• Do this
Write out the whole of the material exactly.

Saved entries:
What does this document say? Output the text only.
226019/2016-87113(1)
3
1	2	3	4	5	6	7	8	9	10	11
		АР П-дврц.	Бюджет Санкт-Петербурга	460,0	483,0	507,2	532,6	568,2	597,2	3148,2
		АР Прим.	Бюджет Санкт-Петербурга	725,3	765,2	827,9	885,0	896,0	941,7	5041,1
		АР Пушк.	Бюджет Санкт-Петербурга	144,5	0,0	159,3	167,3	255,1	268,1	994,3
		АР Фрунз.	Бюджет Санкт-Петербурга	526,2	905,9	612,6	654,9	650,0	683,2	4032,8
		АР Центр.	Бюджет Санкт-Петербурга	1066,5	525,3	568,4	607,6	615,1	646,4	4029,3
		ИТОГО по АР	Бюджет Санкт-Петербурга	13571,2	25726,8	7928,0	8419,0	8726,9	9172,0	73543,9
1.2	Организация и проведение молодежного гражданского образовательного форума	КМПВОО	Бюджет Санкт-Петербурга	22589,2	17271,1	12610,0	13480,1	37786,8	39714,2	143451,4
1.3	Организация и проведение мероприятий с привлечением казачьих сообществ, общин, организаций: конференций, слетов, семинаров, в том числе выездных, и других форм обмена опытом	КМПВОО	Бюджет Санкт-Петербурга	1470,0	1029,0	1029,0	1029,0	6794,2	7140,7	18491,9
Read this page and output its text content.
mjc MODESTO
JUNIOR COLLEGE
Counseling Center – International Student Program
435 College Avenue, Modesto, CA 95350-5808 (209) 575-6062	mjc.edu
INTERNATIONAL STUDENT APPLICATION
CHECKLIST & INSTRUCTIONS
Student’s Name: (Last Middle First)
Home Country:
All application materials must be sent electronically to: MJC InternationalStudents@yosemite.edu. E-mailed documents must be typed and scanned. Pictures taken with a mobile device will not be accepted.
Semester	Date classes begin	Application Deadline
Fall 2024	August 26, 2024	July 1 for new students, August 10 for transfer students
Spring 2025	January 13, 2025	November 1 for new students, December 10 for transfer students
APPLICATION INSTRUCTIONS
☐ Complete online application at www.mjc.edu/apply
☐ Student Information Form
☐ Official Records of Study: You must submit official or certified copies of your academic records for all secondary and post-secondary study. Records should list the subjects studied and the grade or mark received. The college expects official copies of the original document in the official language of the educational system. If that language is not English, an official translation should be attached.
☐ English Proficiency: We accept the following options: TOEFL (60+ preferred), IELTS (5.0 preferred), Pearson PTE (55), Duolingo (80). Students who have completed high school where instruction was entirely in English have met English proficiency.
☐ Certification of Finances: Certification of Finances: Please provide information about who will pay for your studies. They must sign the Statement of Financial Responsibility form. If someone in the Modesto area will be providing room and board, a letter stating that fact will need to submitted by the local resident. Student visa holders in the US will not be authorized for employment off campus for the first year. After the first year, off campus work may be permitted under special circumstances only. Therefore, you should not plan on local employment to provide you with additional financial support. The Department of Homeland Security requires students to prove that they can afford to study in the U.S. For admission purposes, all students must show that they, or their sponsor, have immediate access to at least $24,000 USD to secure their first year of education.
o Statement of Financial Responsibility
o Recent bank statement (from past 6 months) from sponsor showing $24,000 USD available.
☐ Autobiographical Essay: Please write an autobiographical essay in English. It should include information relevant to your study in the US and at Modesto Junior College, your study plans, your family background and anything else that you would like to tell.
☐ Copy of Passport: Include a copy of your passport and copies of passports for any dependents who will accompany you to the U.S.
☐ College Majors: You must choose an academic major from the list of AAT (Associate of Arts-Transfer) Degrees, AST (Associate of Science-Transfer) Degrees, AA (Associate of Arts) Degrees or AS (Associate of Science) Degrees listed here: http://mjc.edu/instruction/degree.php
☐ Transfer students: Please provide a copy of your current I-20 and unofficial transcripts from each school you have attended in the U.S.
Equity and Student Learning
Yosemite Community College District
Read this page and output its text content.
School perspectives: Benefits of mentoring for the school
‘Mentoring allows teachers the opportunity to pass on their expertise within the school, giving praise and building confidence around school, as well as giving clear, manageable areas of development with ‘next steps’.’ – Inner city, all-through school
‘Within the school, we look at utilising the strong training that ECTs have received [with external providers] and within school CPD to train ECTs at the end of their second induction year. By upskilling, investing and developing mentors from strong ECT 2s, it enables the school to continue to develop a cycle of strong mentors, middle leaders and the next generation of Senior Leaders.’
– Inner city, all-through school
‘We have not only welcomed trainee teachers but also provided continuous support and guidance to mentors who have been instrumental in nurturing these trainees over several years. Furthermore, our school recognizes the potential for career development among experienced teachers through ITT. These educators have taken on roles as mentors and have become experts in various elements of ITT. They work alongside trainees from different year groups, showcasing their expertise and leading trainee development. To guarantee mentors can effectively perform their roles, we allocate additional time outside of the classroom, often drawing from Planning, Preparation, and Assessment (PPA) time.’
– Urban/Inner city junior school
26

• Answer below
What does this document say? Output the text only.
226019/2016-87113(1)
3
1	2	3	4	5	6	7	8	9	10	11
		АР П-дврц.	Бюджет Санкт-Петербурга	460,0	483,0	507,2	532,6	568,2	597,2	3148,2
		АР Прим.	Бюджет Санкт-Петербурга	725,3	765,2	827,9	885,0	896,0	941,7	5041,1
		АР Пушк.	Бюджет Санкт-Петербурга	144,5	0,0	159,3	167,3	255,1	268,1	994,3
		АР Фрунз.	Бюджет Санкт-Петербурга	526,2	905,9	612,6	654,9	650,0	683,2	4032,8
		АР Центр.	Бюджет Санкт-Петербурга	1066,5	525,3	568,4	607,6	615,1	646,4	4029,3
		ИТОГО по АР	Бюджет Санкт-Петербурга	13571,2	25726,8	7928,0	8419,0	8726,9	9172,0	73543,9
1.2	Организация и проведение молодежного гражданского образовательного форума	КМПВОО	Бюджет Санкт-Петербурга	22589,2	17271,1	12610,0	13480,1	37786,8	39714,2	143451,4
1.3	Организация и проведение мероприятий с привлечением казачьих сообществ, общин, организаций: конференций, слетов, семинаров, в том числе выездных, и других форм обмена опытом	КМПВОО	Бюджет Санкт-Петербурга	1470,0	1029,0	1029,0	1029,0	6794,2	7140,7	18491,9
Read this page and output its text content.
mjc MODESTO
JUNIOR COLLEGE
Counseling Center – International Student Program
435 College Avenue, Modesto, CA 95350-5808 (209) 575-6062	mjc.edu
INTERNATIONAL STUDENT APPLICATION
CHECKLIST & INSTRUCTIONS
Student’s Name: (Last Middle First)
Home Country:
All application materials must be sent electronically to: MJC InternationalStudents@yosemite.edu. E-mailed documents must be typed and scanned. Pictures taken with a mobile device will not be accepted.
Semester	Date classes begin	Application Deadline
Fall 2024	August 26, 2024	July 1 for new students, August 10 for transfer students
Spring 2025	January 13, 2025	November 1 for new students, December 10 for transfer students
APPLICATION INSTRUCTIONS
☐ Complete online application at www.mjc.edu/apply
☐ Student Information Form
☐ Official Records of Study: You must submit official or certified copies of your academic records for all secondary and post-secondary study. Records should list the subjects studied and the grade or mark received. The college expects official copies of the original document in the official language of the educational system. If that language is not English, an official translation should be attached.
☐ English Proficiency: We accept the following options: TOEFL (60+ preferred), IELTS (5.0 preferred), Pearson PTE (55), Duolingo (80). Students who have completed high school where instruction was entirely in English have met English proficiency.
☐ Certification of Finances: Certification of Finances: Please provide information about who will pay for your studies. They must sign the Statement of Financial Responsibility form. If someone in the Modesto area will be providing room and board, a letter stating that fact will need to submitted by the local resident. Student visa holders in the US will not be authorized for employment off campus for the first year. After the first year, off campus work may be permitted under special circumstances only. Therefore, you should not plan on local employment to provide you with additional financial support. The Department of Homeland Security requires students to prove that they can afford to study in the U.S. For admission purposes, all students must show that they, or their sponsor, have immediate access to at least $24,000 USD to secure their first year of education.
o Statement of Financial Responsibility
o Recent bank statement (from past 6 months) from sponsor showing $24,000 USD available.
☐ Autobiographical Essay: Please write an autobiographical essay in English. It should include information relevant to your study in the US and at Modesto Junior College, your study plans, your family background and anything else that you would like to tell.
☐ Copy of Passport: Include a copy of your passport and copies of passports for any dependents who will accompany you to the U.S.
☐ College Majors: You must choose an academic major from the list of AAT (Associate of Arts-Transfer) Degrees, AST (Associate of Science-Transfer) Degrees, AA (Associate of Arts) Degrees or AS (Associate of Science) Degrees listed here: http://mjc.edu/instruction/degree.php
☐ Transfer students: Please provide a copy of your current I-20 and unofficial transcripts from each school you have attended in the U.S.
Equity and Student Learning
Yosemite Community College District
Read this page and output its text content.
School perspectives: Benefits of mentoring for the school
‘Mentoring allows teachers the opportunity to pass on their expertise within the school, giving praise and building confidence around school, as well as giving clear, manageable areas of development with ‘next steps’.’ – Inner city, all-through school
‘Within the school, we look at utilising the strong training that ECTs have received [with external providers] and within school CPD to train ECTs at the end of their second induction year. By upskilling, investing and developing mentors from strong ECT 2s, it enables the school to continue to develop a cycle of strong mentors, middle leaders and the next generation of Senior Leaders.’
– Inner city, all-through school
‘We have not only welcomed trainee teachers but also provided continuous support and guidance to mentors who have been instrumental in nurturing these trainees over several years. Furthermore, our school recognizes the potential for career development among experienced teachers through ITT. These educators have taken on roles as mentors and have become experts in various elements of ITT. They work alongside trainees from different year groups, showcasing their expertise and leading trainee development. To guarantee mentors can effectively perform their roles, we allocate additional time outside of the classroom, often drawing from Planning, Preparation, and Assessment (PPA) time.’
– Urban/Inner city junior school
26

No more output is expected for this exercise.